*Your task*
Whatever appears in the entries must be given again exactly.

Top of Input for this task

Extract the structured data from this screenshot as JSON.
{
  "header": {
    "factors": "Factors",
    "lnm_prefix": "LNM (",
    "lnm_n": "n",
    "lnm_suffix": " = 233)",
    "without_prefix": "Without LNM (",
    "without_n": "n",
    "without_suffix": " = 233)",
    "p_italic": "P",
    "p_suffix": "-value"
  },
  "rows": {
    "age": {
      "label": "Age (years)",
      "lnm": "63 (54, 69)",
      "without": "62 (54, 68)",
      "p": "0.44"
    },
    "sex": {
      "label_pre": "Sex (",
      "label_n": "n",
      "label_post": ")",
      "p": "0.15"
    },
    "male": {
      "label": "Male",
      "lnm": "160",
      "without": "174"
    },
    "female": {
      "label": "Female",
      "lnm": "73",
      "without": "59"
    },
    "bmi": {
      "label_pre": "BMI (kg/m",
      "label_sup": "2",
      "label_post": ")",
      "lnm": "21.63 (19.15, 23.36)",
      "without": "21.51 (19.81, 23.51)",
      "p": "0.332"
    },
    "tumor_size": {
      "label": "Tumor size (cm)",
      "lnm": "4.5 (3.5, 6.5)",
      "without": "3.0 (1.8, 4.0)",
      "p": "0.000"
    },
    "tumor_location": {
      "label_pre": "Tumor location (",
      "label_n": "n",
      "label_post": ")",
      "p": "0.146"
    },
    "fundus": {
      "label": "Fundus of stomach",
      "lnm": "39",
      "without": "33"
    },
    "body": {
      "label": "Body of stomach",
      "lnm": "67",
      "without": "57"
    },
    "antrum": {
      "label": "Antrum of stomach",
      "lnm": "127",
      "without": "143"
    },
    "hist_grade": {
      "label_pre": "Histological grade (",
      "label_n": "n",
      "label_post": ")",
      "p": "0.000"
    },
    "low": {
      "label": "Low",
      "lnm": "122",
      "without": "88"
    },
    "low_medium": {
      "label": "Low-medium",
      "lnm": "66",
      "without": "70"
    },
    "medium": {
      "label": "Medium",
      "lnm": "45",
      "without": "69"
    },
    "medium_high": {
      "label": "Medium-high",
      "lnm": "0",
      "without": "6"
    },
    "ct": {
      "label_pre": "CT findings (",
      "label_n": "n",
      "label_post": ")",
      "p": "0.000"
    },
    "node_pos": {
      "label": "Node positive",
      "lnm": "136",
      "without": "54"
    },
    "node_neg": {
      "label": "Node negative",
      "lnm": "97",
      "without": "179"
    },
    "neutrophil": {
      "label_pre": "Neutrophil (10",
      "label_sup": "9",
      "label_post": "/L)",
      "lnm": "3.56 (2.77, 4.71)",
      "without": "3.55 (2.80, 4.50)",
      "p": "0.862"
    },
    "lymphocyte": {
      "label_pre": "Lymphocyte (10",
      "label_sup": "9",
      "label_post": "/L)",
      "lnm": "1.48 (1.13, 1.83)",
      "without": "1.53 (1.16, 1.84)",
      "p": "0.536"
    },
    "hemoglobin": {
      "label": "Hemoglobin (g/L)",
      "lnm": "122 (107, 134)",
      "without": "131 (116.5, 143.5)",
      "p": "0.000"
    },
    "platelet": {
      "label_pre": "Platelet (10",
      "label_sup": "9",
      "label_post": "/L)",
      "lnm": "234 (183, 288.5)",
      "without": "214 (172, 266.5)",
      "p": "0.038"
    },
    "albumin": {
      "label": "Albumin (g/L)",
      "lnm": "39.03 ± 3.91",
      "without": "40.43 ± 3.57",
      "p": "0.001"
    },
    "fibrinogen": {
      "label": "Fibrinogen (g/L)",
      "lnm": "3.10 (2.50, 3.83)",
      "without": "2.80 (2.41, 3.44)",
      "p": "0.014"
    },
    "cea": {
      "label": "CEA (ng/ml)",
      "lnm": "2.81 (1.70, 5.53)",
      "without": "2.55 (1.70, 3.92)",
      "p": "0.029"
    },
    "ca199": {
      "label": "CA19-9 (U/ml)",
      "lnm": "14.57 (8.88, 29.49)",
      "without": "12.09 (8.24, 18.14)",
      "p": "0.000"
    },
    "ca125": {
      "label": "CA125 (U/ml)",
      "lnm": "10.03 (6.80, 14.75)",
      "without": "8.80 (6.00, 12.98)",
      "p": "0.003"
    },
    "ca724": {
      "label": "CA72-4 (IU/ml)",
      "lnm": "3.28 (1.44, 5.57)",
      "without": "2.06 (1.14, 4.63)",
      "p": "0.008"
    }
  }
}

Bottom of Input for this task

*Result of the task*
Extract the structured data from this screenshot as JSON.
{
  "header": {
    "factors": "Factors",
    "lnm_prefix": "LNM (",
    "lnm_n": "n",
    "lnm_suffix": " = 233)",
    "without_prefix": "Without LNM (",
    "without_n": "n",
    "without_suffix": " = 233)",
    "p_italic": "P",
    "p_suffix": "-value"
  },
  "rows": {
    "age": {
      "label": "Age (years)",
      "lnm": "63 (54, 69)",
      "without": "62 (54, 68)",
      "p": "0.44"
    },
    "sex": {
      "label_pre": "Sex (",
      "label_n": "n",
      "label_post": ")",
      "p": "0.15"
    },
    "male": {
      "label": "Male",
      "lnm": "160",
      "without": "174"
    },
    "female": {
      "label": "Female",
      "lnm": "73",
      "without": "59"
    },
    "bmi": {
      "label_pre": "BMI (kg/m",
      "label_sup": "2",
      "label_post": ")",
      "lnm": "21.63 (19.15, 23.36)",
      "without": "21.51 (19.81, 23.51)",
      "p": "0.332"
    },
    "tumor_size": {
      "label": "Tumor size (cm)",
      "lnm": "4.5 (3.5, 6.5)",
      "without": "3.0 (1.8, 4.0)",
      "p": "0.000"
    },
    "tumor_location": {
      "label_pre": "Tumor location (",
      "label_n": "n",
      "label_post": ")",
      "p": "0.146"
    },
    "fundus": {
      "label": "Fundus of stomach",
      "lnm": "39",
      "without": "33"
    },
    "body": {
      "label": "Body of stomach",
      "lnm": "67",
      "without": "57"
    },
    "antrum": {
      "label": "Antrum of stomach",
      "lnm": "127",
      "without": "143"
    },
    "hist_grade": {
      "label_pre": "Histological grade (",
      "label_n": "n",
      "label_post": ")",
      "p": "0.000"
    },
    "low": {
      "label": "Low",
      "lnm": "122",
      "without": "88"
    },
    "low_medium": {
      "label": "Low-medium",
      "lnm": "66",
      "without": "70"
    },
    "medium": {
      "label": "Medium",
      "lnm": "45",
      "without": "69"
    },
    "medium_high": {
      "label": "Medium-high",
      "lnm": "0",
      "without": "6"
    },
    "ct": {
      "label_pre": "CT findings (",
      "label_n": "n",
      "label_post": ")",
      "p": "0.000"
    },
    "node_pos": {
      "label": "Node positive",
      "lnm": "136",
      "without": "54"
    },
    "node_neg": {
      "label": "Node negative",
      "lnm": "97",
      "without": "179"
    },
    "neutrophil": {
      "label_pre": "Neutrophil (10",
      "label_sup": "9",
      "label_post": "/L)",
      "lnm": "3.56 (2.77, 4.71)",
      "without": "3.55 (2.80, 4.50)",
      "p": "0.862"
    },
    "lymphocyte": {
      "label_pre": "Lymphocyte (10",
      "label_sup": "9",
      "label_post": "/L)",
      "lnm": "1.48 (1.13, 1.83)",
      "without": "1.53 (1.16, 1.84)",
      "p": "0.536"
    },
    "hemoglobin": {
      "label": "Hemoglobin (g/L)",
      "lnm": "122 (107, 134)",
      "without": "131 (116.5, 143.5)",
      "p": "0.000"
    },
    "platelet": {
      "label_pre": "Platelet (10",
      "label_sup": "9",
      "label_post": "/L)",
      "lnm": "234 (183, 288.5)",
      "without": "214 (172, 266.5)",
      "p": "0.038"
    },
    "albumin": {
      "label": "Albumin (g/L)",
      "lnm": "39.03 ± 3.91",
      "without": "40.43 ± 3.57",
      "p": "0.001"
    },
    "fibrinogen": {
      "label": "Fibrinogen (g/L)",
      "lnm": "3.10 (2.50, 3.83)",
      "without": "2.80 (2.41, 3.44)",
      "p": "0.014"
    },
    "cea": {
      "label": "CEA (ng/ml)",
      "lnm": "2.81 (1.70, 5.53)",
      "without": "2.55 (1.70, 3.92)",
      "p": "0.029"
    },
    "ca199": {
      "label": "CA19-9 (U/ml)",
      "lnm": "14.57 (8.88, 29.49)",
      "without": "12.09 (8.24, 18.14)",
      "p": "0.000"
    },
    "ca125": {
      "label": "CA125 (U/ml)",
      "lnm": "10.03 (6.80, 14.75)",
      "without": "8.80 (6.00, 12.98)",
      "p": "0.003"
    },
    "ca724": {
      "label": "CA72-4 (IU/ml)",
      "lnm": "3.28 (1.44, 5.57)",
      "without": "2.06 (1.14, 4.63)",
      "p": "0.008"
    }
  }
}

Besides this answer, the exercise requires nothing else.